Saved data entries

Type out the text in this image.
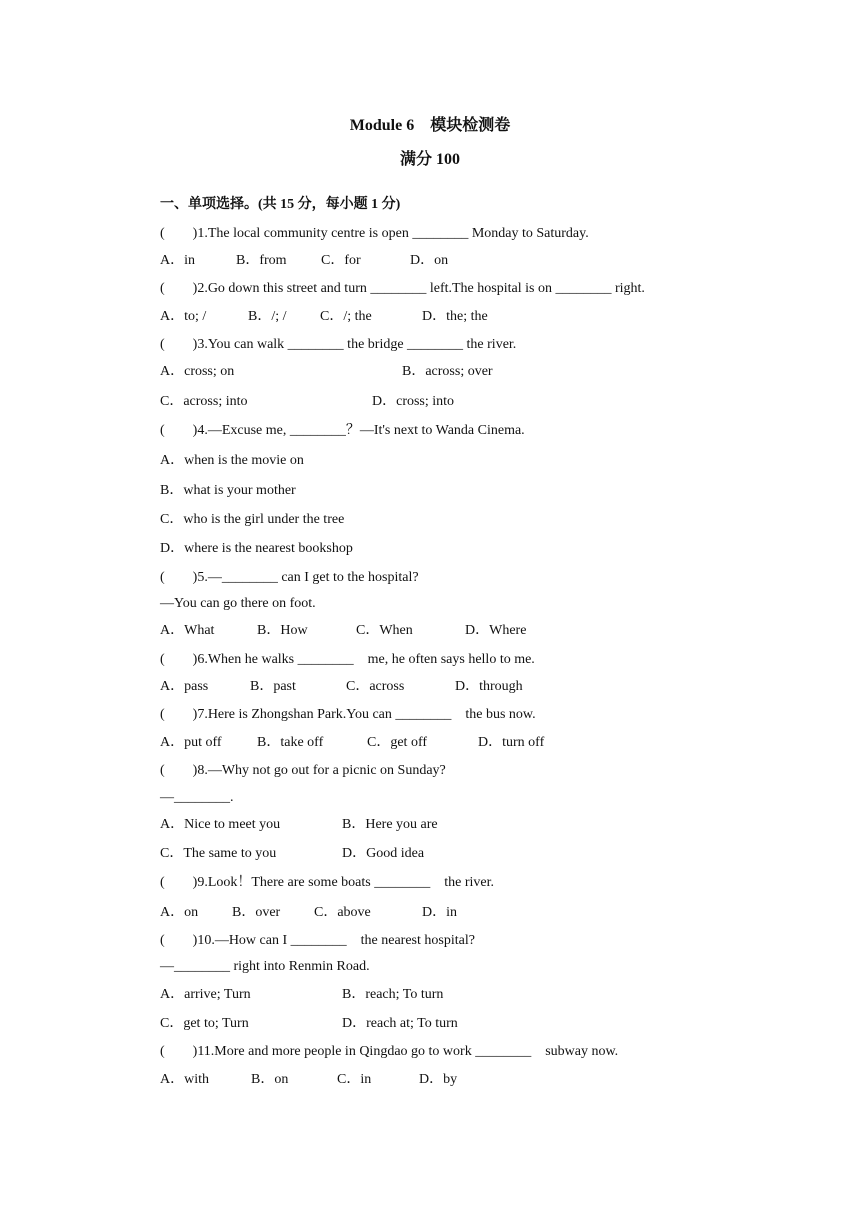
Module 6　模块检测卷
满分 100
一、单项选择。(共 15 分，每小题 1 分)
(　　)1.The local community centre is open ________ Monday to Saturday.
A．in	B．from C．for	D．on
(　　)2.Go down this street and turn ________ left.The hospital is on ________ right.
A．to; /	B．/; / C．/; the	D．the; the
(　　)3.You can walk ________ the bridge ________ the river.
A．cross; on	B．across; over
C．across; into	D．cross; into
(　　)4.—Excuse me, ________？—It's next to Wanda Cinema.
A．when is the movie on
B．what is your mother
C．who is the girl under the tree
D．where is the nearest bookshop
(　　)5.—________ can I get to the hospital?
—You can go there on foot.
A．What	B．How	C．When	D．Where
(　　)6.When he walks ________　me, he often says hello to me.
A．pass	B．past	C．across	D．through
(　　)7.Here is Zhongshan Park.You can ________　the bus now.
A．put off	B．take off	C．get off	D．turn off
(　　)8.—Why not go out for a picnic on Sunday?
—________.
A．Nice to meet you	B．Here you are
C．The same to you	D．Good idea
(　　)9.Look！There are some boats ________　the river.
A．on B．over C．above	D．in
(　　)10.—How can I ________　the nearest hospital?
—________ right into Renmin Road.
A．arrive; Turn	B．reach; To turn
C．get to; Turn	D．reach at; To turn
(　　)11.More and more people in Qingdao go to work ________　subway now.
A．with	B．on	C．in	D．by
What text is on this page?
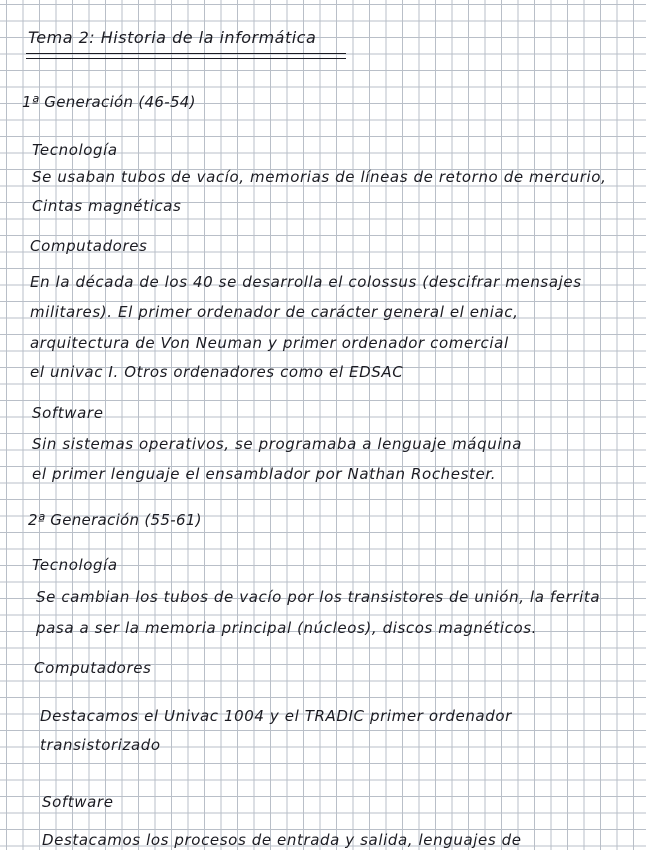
Tema 2: Historia de la informática
1ª Generación (46-54)
Tecnología
Se usaban tubos de vacío, memorias de líneas de retorno de mercurio,
Cintas magnéticas
Computadores
En la década de los 40 se desarrolla el colossus (descifrar mensajes
militares). El primer ordenador de carácter general el eniac,
arquitectura de Von Neuman y primer ordenador comercial
el univac I. Otros ordenadores como el EDSAC
Software
Sin sistemas operativos, se programaba a lenguaje máquina
el primer lenguaje el ensamblador por Nathan Rochester.
2ª Generación (55-61)
Tecnología
Se cambian los tubos de vacío por los transistores de unión, la ferrita
pasa a ser la memoria principal (núcleos), discos magnéticos.
Computadores
Destacamos el Univac 1004 y el TRADIC primer ordenador
transistorizado
Software
Destacamos los procesos de entrada y salida, lenguajes de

> WHAT YOU SHOULD DO: Copy each line of the records that contains the word "river".

> REPLY:
(　　)3.You can walk ________ the bridge ________ the river.
(　　)9.Look！There are some boats ________　the river.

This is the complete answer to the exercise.